--- start Input rows ---

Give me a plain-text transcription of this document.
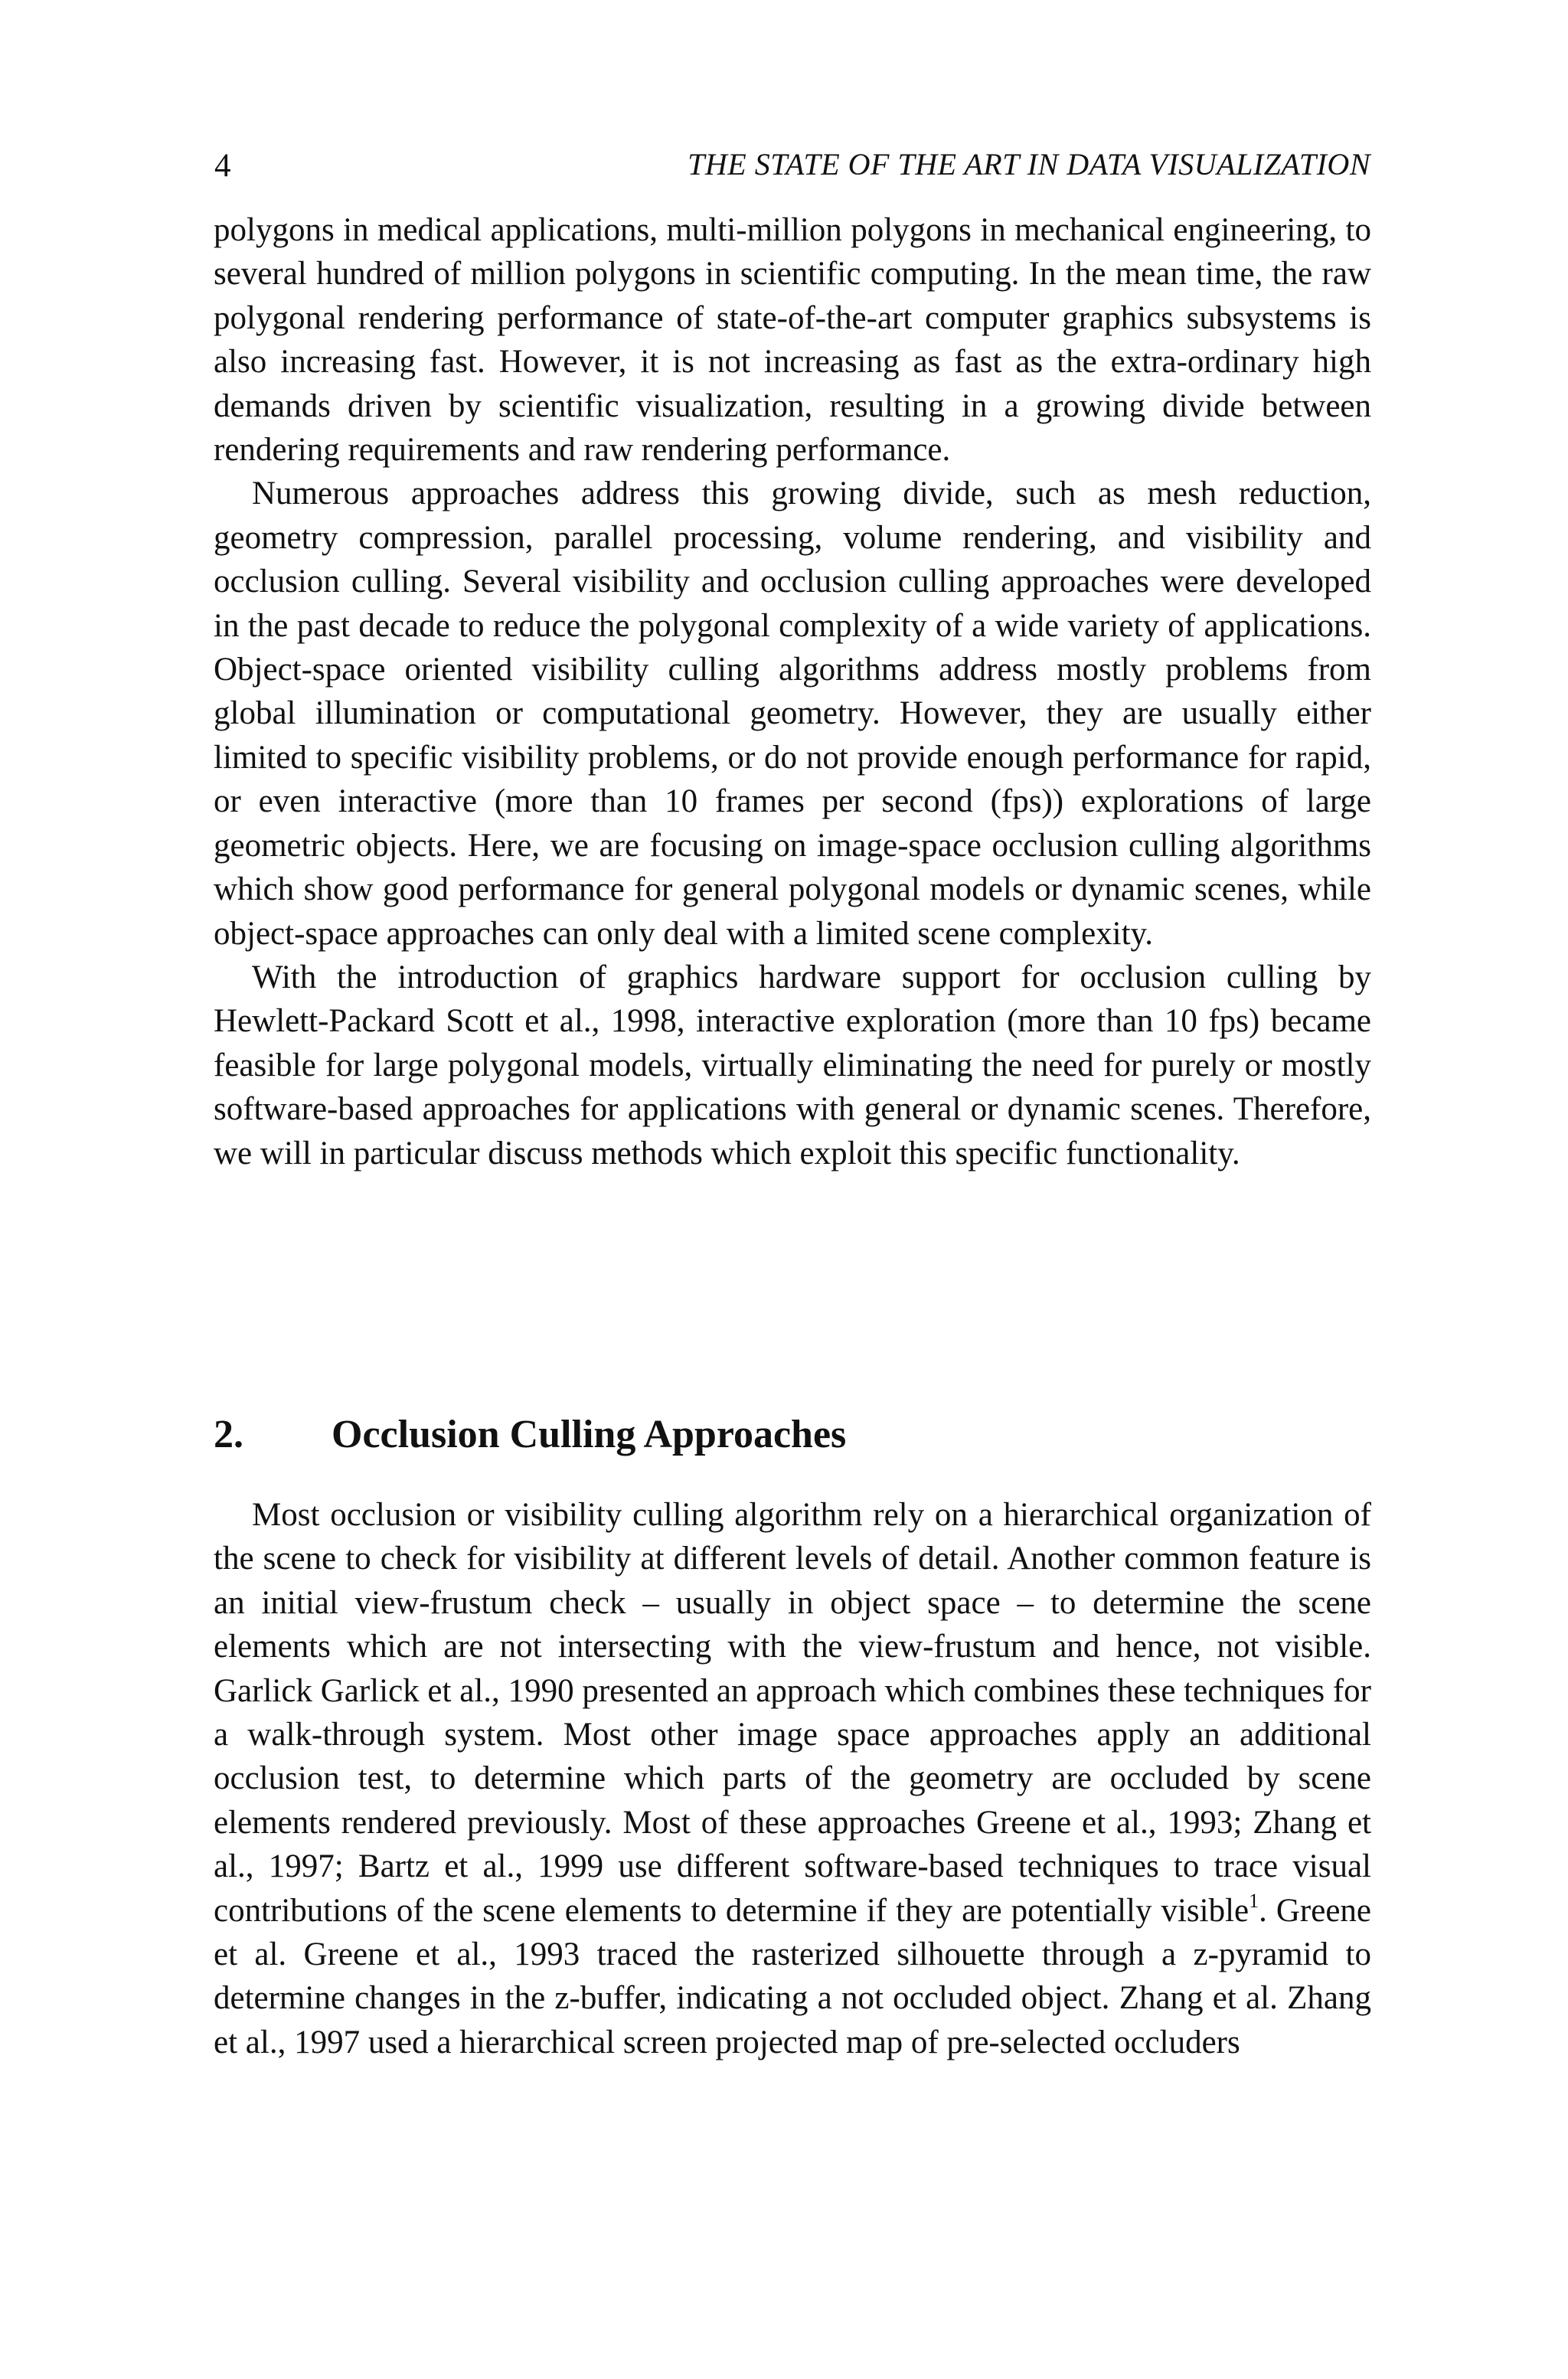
4	THE STATE OF THE ART IN DATA VISUALIZATION

polygons in medical applications, multi-million polygons in mechanical engineering, to several hundred of million polygons in scientific computing. In the mean time, the raw polygonal rendering performance of state-of-the-art computer graphics subsystems is also increasing fast. However, it is not increasing as fast as the extra-ordinary high demands driven by scientific visualization, resulting in a growing divide between rendering requirements and raw rendering performance.

Numerous approaches address this growing divide, such as mesh reduction, geometry compression, parallel processing, volume rendering, and visibility and occlusion culling. Several visibility and occlusion culling approaches were developed in the past decade to reduce the polygonal complexity of a wide variety of applications. Object-space oriented visibility culling algorithms address mostly problems from global illumination or computational geometry. However, they are usually either limited to specific visibility problems, or do not provide enough performance for rapid, or even interactive (more than 10 frames per second (fps)) explorations of large geometric objects. Here, we are focusing on image-space occlusion culling algorithms which show good performance for general polygonal models or dynamic scenes, while object-space approaches can only deal with a limited scene complexity.

With the introduction of graphics hardware support for occlusion culling by Hewlett-Packard Scott et al., 1998, interactive exploration (more than 10 fps) became feasible for large polygonal models, virtually eliminating the need for purely or mostly software-based approaches for applications with general or dynamic scenes. Therefore, we will in particular discuss methods which exploit this specific functionality.

2. Occlusion Culling Approaches

Most occlusion or visibility culling algorithm rely on a hierarchical organization of the scene to check for visibility at different levels of detail. Another common feature is an initial view-frustum check – usually in object space – to determine the scene elements which are not intersecting with the view-frustum and hence, not visible. Garlick Garlick et al., 1990 presented an approach which combines these techniques for a walk-through system. Most other image space approaches apply an additional occlusion test, to determine which parts of the geometry are occluded by scene elements rendered previously. Most of these approaches Greene et al., 1993; Zhang et al., 1997; Bartz et al., 1999 use different software-based techniques to trace visual contributions of the scene elements to determine if they are potentially visible$^1$. Greene et al. Greene et al., 1993 traced the rasterized silhouette through a z-pyramid to determine changes in the z-buffer, indicating a not occluded object. Zhang et al. Zhang et al., 1997 used a hierarchical screen projected map of pre-selected occluders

--- end Input rows ---

__The problem__
Print each record exactly as it stands, leaving the images out.

__Final result__
Give me a plain-text transcription of this document.
4	THE STATE OF THE ART IN DATA VISUALIZATION

polygons in medical applications, multi-million polygons in mechanical engineering, to several hundred of million polygons in scientific computing. In the mean time, the raw polygonal rendering performance of state-of-the-art computer graphics subsystems is also increasing fast. However, it is not increasing as fast as the extra-ordinary high demands driven by scientific visualization, resulting in a growing divide between rendering requirements and raw rendering performance.

Numerous approaches address this growing divide, such as mesh reduction, geometry compression, parallel processing, volume rendering, and visibility and occlusion culling. Several visibility and occlusion culling approaches were developed in the past decade to reduce the polygonal complexity of a wide variety of applications. Object-space oriented visibility culling algorithms address mostly problems from global illumination or computational geometry. However, they are usually either limited to specific visibility problems, or do not provide enough performance for rapid, or even interactive (more than 10 frames per second (fps)) explorations of large geometric objects. Here, we are focusing on image-space occlusion culling algorithms which show good performance for general polygonal models or dynamic scenes, while object-space approaches can only deal with a limited scene complexity.

With the introduction of graphics hardware support for occlusion culling by Hewlett-Packard Scott et al., 1998, interactive exploration (more than 10 fps) became feasible for large polygonal models, virtually eliminating the need for purely or mostly software-based approaches for applications with general or dynamic scenes. Therefore, we will in particular discuss methods which exploit this specific functionality.

2. Occlusion Culling Approaches

Most occlusion or visibility culling algorithm rely on a hierarchical organization of the scene to check for visibility at different levels of detail. Another common feature is an initial view-frustum check – usually in object space – to determine the scene elements which are not intersecting with the view-frustum and hence, not visible. Garlick Garlick et al., 1990 presented an approach which combines these techniques for a walk-through system. Most other image space approaches apply an additional occlusion test, to determine which parts of the geometry are occluded by scene elements rendered previously. Most of these approaches Greene et al., 1993; Zhang et al., 1997; Bartz et al., 1999 use different software-based techniques to trace visual contributions of the scene elements to determine if they are potentially visible$^1$. Greene et al. Greene et al., 1993 traced the rasterized silhouette through a z-pyramid to determine changes in the z-buffer, indicating a not occluded object. Zhang et al. Zhang et al., 1997 used a hierarchical screen projected map of pre-selected occluders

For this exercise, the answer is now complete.